Problem statement: Provide an exact transcription of all the records.

Data shown:
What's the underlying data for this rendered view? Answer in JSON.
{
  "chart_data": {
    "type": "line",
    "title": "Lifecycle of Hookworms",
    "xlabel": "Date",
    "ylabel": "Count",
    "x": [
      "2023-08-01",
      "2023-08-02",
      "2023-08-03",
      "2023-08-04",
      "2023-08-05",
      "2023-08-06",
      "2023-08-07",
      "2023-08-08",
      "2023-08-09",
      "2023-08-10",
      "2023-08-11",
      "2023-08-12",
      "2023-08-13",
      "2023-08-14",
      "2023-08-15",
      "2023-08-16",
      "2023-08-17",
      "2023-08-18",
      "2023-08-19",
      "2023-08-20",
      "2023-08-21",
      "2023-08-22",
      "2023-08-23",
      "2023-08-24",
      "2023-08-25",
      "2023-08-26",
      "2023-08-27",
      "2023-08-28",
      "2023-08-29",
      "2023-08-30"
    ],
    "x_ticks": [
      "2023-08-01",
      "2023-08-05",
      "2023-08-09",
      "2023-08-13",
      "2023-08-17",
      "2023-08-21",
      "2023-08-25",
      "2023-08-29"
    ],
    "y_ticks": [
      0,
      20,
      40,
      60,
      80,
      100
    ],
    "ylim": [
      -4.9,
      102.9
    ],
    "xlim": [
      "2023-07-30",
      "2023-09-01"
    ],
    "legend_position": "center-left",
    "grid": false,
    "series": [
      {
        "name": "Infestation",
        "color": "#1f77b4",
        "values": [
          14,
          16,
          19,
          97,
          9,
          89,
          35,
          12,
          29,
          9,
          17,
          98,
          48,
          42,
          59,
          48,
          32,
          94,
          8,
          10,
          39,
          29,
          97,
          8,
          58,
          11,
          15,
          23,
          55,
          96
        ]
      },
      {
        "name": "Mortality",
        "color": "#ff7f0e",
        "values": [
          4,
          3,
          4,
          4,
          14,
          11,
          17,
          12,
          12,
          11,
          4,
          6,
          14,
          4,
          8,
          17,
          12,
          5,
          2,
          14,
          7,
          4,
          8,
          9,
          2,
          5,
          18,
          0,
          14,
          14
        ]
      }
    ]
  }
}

Result below:
What's the underlying data for this rendered view? Answer in JSON.
{
  "chart_data": {
    "type": "line",
    "title": "Lifecycle of Hookworms",
    "xlabel": "Date",
    "ylabel": "Count",
    "x": [
      "2023-08-01",
      "2023-08-02",
      "2023-08-03",
      "2023-08-04",
      "2023-08-05",
      "2023-08-06",
      "2023-08-07",
      "2023-08-08",
      "2023-08-09",
      "2023-08-10",
      "2023-08-11",
      "2023-08-12",
      "2023-08-13",
      "2023-08-14",
      "2023-08-15",
      "2023-08-16",
      "2023-08-17",
      "2023-08-18",
      "2023-08-19",
      "2023-08-20",
      "2023-08-21",
      "2023-08-22",
      "2023-08-23",
      "2023-08-24",
      "2023-08-25",
      "2023-08-26",
      "2023-08-27",
      "2023-08-28",
      "2023-08-29",
      "2023-08-30"
    ],
    "x_ticks": [
      "2023-08-01",
      "2023-08-05",
      "2023-08-09",
      "2023-08-13",
      "2023-08-17",
      "2023-08-21",
      "2023-08-25",
      "2023-08-29"
    ],
    "y_ticks": [
      0,
      20,
      40,
      60,
      80,
      100
    ],
    "ylim": [
      -4.9,
      102.9
    ],
    "xlim": [
      "2023-07-30",
      "2023-09-01"
    ],
    "legend_position": "center-left",
    "grid": false,
    "series": [
      {
        "name": "Infestation",
        "color": "#1f77b4",
        "values": [
          14,
          16,
          19,
          97,
          9,
          89,
          35,
          12,
          29,
          9,
          17,
          98,
          48,
          42,
          59,
          48,
          32,
          94,
          8,
          10,
          39,
          29,
          97,
          8,
          58,
          11,
          15,
          23,
          55,
          96
        ]
      },
      {
        "name": "Mortality",
        "color": "#ff7f0e",
        "values": [
          4,
          3,
          4,
          4,
          14,
          11,
          17,
          12,
          12,
          11,
          4,
          6,
          14,
          4,
          8,
          17,
          12,
          5,
          2,
          14,
          7,
          4,
          8,
          9,
          2,
          5,
          18,
          0,
          14,
          14
        ]
      }
    ]
  }
}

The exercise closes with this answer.